◆ The task
Skip the pictures. Transcribe the rest of the data below without changing a word.

◆ Records for processing
[Start]
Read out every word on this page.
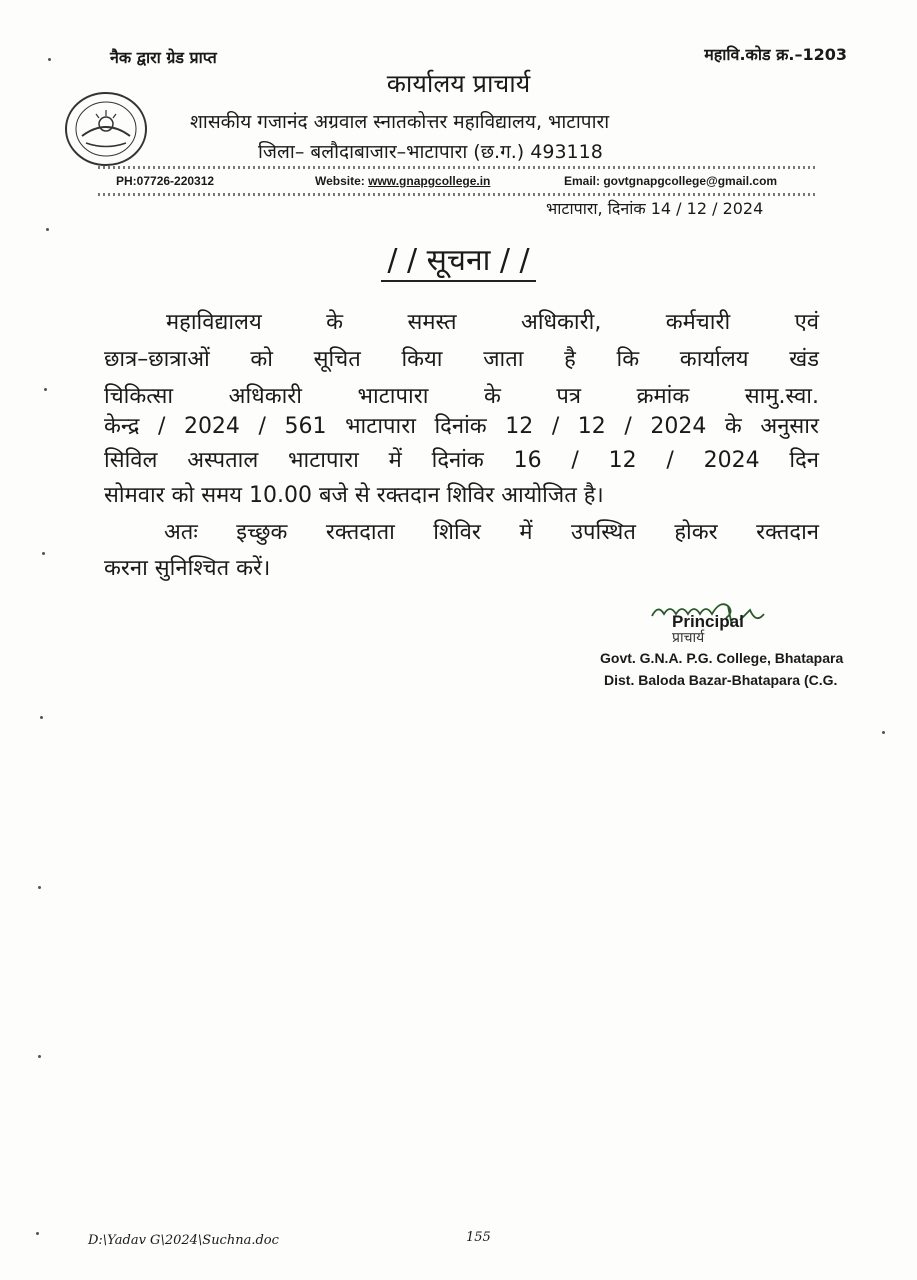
नैक द्वारा ग्रेड प्राप्त	महावि.कोड क्र.–1203
कार्यालय प्राचार्य
शासकीय गजानंद अग्रवाल स्नातकोत्तर महाविद्यालय, भाटापारा
जिला– बलौदाबाजार–भाटापारा (छ.ग.) 493118
PH:07726-220312	Website: www.gnapgcollege.in	Email: govtgnapgcollege@gmail.com
भाटापारा, दिनांक 14 / 12 / 2024
/ / सूचना / /
महाविद्यालय के समस्त अधिकारी, कर्मचारी एवं
छात्र–छात्राओं को सूचित किया जाता है कि कार्यालय खंड
चिकित्सा अधिकारी भाटापारा के पत्र क्रमांक सामु.स्वा.
केन्द्र / 2024 / 561 भाटापारा दिनांक 12 / 12 / 2024 के अनुसार
सिविल अस्पताल भाटापारा में दिनांक 16 / 12 / 2024 दिन
सोमवार को समय 10.00 बजे से रक्तदान शिविर आयोजित है।
अतः इच्छुक रक्तदाता शिविर में उपस्थित होकर रक्तदान
करना सुनिश्चित करें।
Principal
प्राचार्य
Govt. G.N.A. P.G. College, Bhatapara
Dist. Baloda Bazar-Bhatapara (C.G.
D:\Yadav G\2024\Suchna.doc	155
[End]
◆ Full answer
Read out every word on this page.
नैक द्वारा ग्रेड प्राप्त	महावि.कोड क्र.–1203
कार्यालय प्राचार्य
शासकीय गजानंद अग्रवाल स्नातकोत्तर महाविद्यालय, भाटापारा
जिला– बलौदाबाजार–भाटापारा (छ.ग.) 493118
PH:07726-220312	Website: www.gnapgcollege.in	Email: govtgnapgcollege@gmail.com
भाटापारा, दिनांक 14 / 12 / 2024
/ / सूचना / /
महाविद्यालय के समस्त अधिकारी, कर्मचारी एवं
छात्र–छात्राओं को सूचित किया जाता है कि कार्यालय खंड
चिकित्सा अधिकारी भाटापारा के पत्र क्रमांक सामु.स्वा.
केन्द्र / 2024 / 561 भाटापारा दिनांक 12 / 12 / 2024 के अनुसार
सिविल अस्पताल भाटापारा में दिनांक 16 / 12 / 2024 दिन
सोमवार को समय 10.00 बजे से रक्तदान शिविर आयोजित है।
अतः इच्छुक रक्तदाता शिविर में उपस्थित होकर रक्तदान
करना सुनिश्चित करें।
Principal
प्राचार्य
Govt. G.N.A. P.G. College, Bhatapara
Dist. Baloda Bazar-Bhatapara (C.G.
D:\Yadav G\2024\Suchna.doc	155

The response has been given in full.